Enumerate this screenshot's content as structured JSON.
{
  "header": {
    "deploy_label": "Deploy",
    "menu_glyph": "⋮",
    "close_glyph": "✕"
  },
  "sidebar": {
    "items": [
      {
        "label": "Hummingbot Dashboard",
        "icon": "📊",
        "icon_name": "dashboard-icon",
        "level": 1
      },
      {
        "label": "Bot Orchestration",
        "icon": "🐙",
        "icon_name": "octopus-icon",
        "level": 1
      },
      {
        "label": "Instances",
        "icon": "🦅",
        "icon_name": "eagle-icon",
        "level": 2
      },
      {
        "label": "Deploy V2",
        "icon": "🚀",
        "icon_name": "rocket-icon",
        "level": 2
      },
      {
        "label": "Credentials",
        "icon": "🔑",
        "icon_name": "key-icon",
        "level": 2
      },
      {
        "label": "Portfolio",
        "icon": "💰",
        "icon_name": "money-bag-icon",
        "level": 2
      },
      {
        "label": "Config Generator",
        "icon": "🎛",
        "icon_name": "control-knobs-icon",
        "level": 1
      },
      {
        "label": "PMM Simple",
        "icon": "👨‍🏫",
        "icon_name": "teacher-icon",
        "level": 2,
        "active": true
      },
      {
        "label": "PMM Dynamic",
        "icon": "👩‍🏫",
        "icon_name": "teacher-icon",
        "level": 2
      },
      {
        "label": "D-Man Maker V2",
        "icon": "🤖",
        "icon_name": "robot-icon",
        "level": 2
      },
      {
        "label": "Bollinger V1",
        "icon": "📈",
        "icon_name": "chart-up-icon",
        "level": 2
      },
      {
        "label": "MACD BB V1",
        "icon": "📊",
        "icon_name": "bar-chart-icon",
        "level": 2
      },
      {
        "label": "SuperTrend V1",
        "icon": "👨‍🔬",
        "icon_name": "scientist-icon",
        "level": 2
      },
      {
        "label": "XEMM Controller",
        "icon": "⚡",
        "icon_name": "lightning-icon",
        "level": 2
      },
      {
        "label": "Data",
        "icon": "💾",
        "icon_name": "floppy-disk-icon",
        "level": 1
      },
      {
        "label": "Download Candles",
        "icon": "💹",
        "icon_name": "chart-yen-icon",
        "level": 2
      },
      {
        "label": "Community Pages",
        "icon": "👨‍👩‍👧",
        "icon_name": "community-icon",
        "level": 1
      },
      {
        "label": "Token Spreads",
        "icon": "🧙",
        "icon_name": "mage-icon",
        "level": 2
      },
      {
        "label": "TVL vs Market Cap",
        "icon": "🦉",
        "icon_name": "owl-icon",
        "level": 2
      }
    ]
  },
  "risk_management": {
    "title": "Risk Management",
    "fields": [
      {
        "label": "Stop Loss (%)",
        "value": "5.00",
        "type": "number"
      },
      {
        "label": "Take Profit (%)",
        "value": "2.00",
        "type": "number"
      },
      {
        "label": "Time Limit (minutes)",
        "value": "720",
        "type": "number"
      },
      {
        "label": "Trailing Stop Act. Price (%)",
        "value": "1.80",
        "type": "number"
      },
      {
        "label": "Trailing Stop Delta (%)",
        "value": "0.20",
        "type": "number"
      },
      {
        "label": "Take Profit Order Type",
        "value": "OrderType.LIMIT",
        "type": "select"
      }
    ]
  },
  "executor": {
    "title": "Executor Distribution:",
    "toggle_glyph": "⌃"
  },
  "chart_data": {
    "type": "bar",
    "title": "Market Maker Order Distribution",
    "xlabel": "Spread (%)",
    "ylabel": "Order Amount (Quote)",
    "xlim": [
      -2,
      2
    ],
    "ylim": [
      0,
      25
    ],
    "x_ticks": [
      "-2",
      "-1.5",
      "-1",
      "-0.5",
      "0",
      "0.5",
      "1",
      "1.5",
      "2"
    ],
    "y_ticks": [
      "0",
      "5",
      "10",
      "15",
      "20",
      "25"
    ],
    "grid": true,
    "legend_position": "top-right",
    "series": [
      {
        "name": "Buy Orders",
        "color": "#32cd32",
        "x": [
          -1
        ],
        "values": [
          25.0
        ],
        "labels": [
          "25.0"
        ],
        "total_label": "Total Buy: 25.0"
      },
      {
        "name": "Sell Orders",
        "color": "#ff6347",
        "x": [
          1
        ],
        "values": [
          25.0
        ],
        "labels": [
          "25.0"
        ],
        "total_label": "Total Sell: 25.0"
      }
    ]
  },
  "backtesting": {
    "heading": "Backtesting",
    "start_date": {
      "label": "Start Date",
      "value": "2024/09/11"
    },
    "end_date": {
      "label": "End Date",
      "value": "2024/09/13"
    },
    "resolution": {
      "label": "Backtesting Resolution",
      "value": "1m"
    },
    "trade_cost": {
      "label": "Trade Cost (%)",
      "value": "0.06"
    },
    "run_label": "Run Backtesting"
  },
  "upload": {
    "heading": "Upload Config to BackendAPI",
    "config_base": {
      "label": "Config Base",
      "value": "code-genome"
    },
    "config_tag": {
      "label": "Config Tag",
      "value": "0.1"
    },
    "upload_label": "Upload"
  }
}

▶ [TASK OBJECTIVE] Copy every line of the entries above in which "title" occurs.

▶ [SOLUTION TO THIS EXERCISE]
    "title": "Risk Management",
    "title": "Executor Distribution:",
    "title": "Market Maker Order Distribution",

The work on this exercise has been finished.